Keep the pictures out of the copy and repeat the records exactly.

#### Task material

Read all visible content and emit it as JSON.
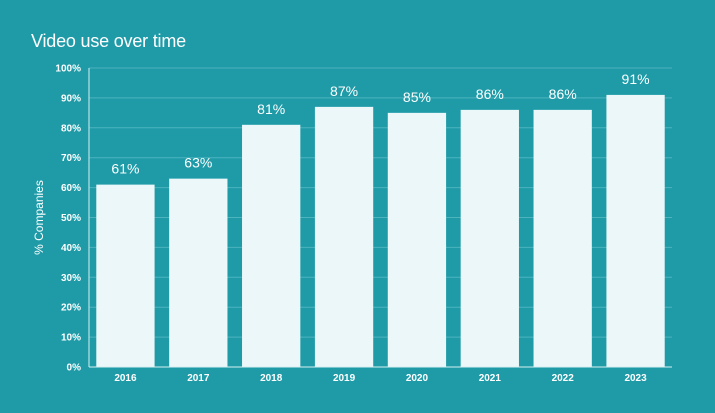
{
  "chart_data": {
    "type": "bar",
    "title": "Video use over time",
    "xlabel": "",
    "ylabel": "% Companies",
    "categories": [
      "2016",
      "2017",
      "2018",
      "2019",
      "2020",
      "2021",
      "2022",
      "2023"
    ],
    "values": [
      61,
      63,
      81,
      87,
      85,
      86,
      86,
      91
    ],
    "data_labels": [
      "61%",
      "63%",
      "81%",
      "87%",
      "85%",
      "86%",
      "86%",
      "91%"
    ],
    "ylim": [
      0,
      100
    ],
    "y_ticks": [
      0,
      10,
      20,
      30,
      40,
      50,
      60,
      70,
      80,
      90,
      100
    ],
    "y_tick_labels": [
      "0%",
      "10%",
      "20%",
      "30%",
      "40%",
      "50%",
      "60%",
      "70%",
      "80%",
      "90%",
      "100%"
    ],
    "grid": true,
    "legend": "none"
  },
  "colors": {
    "background": "#1f9ba8",
    "bar": "#ebf7f8",
    "gridline": "#4db3bd",
    "axis": "#d7eff1",
    "text": "#ffffff"
  }
}
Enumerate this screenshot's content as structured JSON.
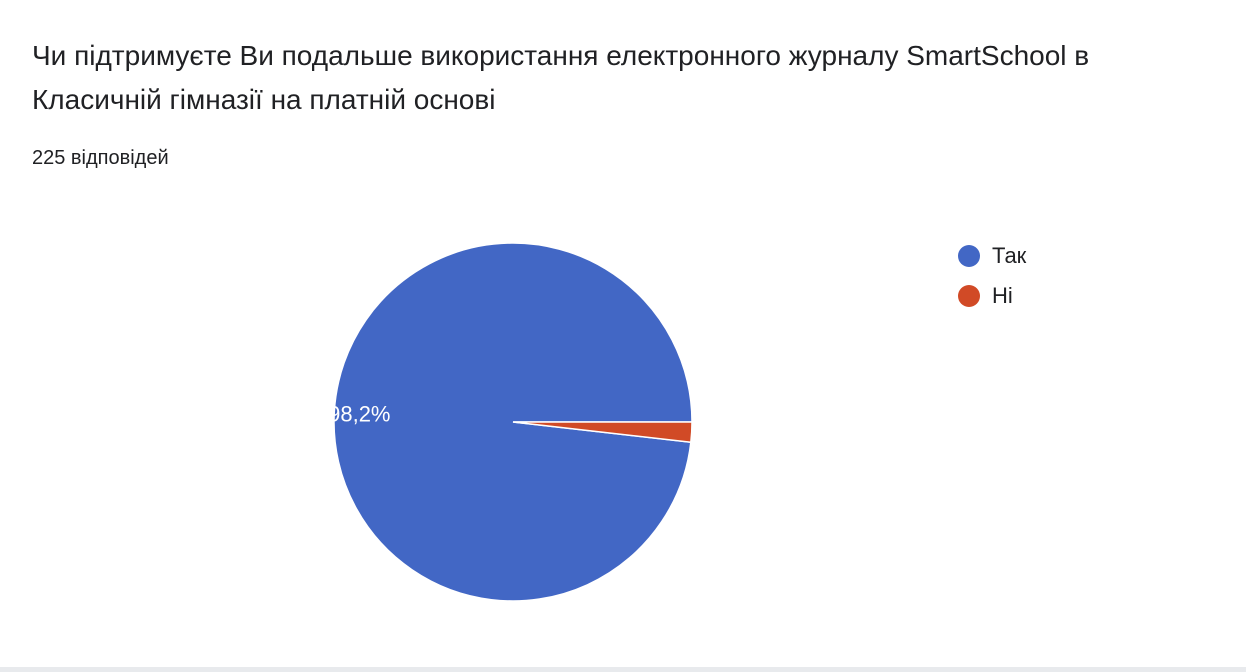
{
  "header": {
    "title": "Чи підтримуєте Ви подальше використання електронного журналу SmartSchool в Класичній гімназії на платній основі",
    "response_count": "225 відповідей"
  },
  "chart_data": {
    "type": "pie",
    "categories": [
      "Так",
      "Ні"
    ],
    "values": [
      98.2,
      1.8
    ],
    "data_labels": [
      "98,2%",
      ""
    ],
    "colors": [
      "#4267c5",
      "#d14a26"
    ],
    "legend_position": "right",
    "start_angle": "3 o'clock",
    "direction": "counter-clockwise"
  }
}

########

**Answer to this exercise:**
Read all visible content and emit it as JSON.
{
  "chart_data": {
    "type": "bar",
    "title": "Video use over time",
    "xlabel": "",
    "ylabel": "% Companies",
    "categories": [
      "2016",
      "2017",
      "2018",
      "2019",
      "2020",
      "2021",
      "2022",
      "2023"
    ],
    "values": [
      61,
      63,
      81,
      87,
      85,
      86,
      86,
      91
    ],
    "data_labels": [
      "61%",
      "63%",
      "81%",
      "87%",
      "85%",
      "86%",
      "86%",
      "91%"
    ],
    "ylim": [
      0,
      100
    ],
    "y_ticks": [
      0,
      10,
      20,
      30,
      40,
      50,
      60,
      70,
      80,
      90,
      100
    ],
    "y_tick_labels": [
      "0%",
      "10%",
      "20%",
      "30%",
      "40%",
      "50%",
      "60%",
      "70%",
      "80%",
      "90%",
      "100%"
    ],
    "grid": true,
    "legend": "none"
  },
  "colors": {
    "background": "#1f9ba8",
    "bar": "#ebf7f8",
    "gridline": "#4db3bd",
    "axis": "#d7eff1",
    "text": "#ffffff"
  }
}
Enumerate this screenshot's content as structured JSON.
{
  "header": {
    "title": "Чи підтримуєте Ви подальше використання електронного журналу SmartSchool в Класичній гімназії на платній основі",
    "response_count": "225 відповідей"
  },
  "chart_data": {
    "type": "pie",
    "categories": [
      "Так",
      "Ні"
    ],
    "values": [
      98.2,
      1.8
    ],
    "data_labels": [
      "98,2%",
      ""
    ],
    "colors": [
      "#4267c5",
      "#d14a26"
    ],
    "legend_position": "right",
    "start_angle": "3 o'clock",
    "direction": "counter-clockwise"
  }
}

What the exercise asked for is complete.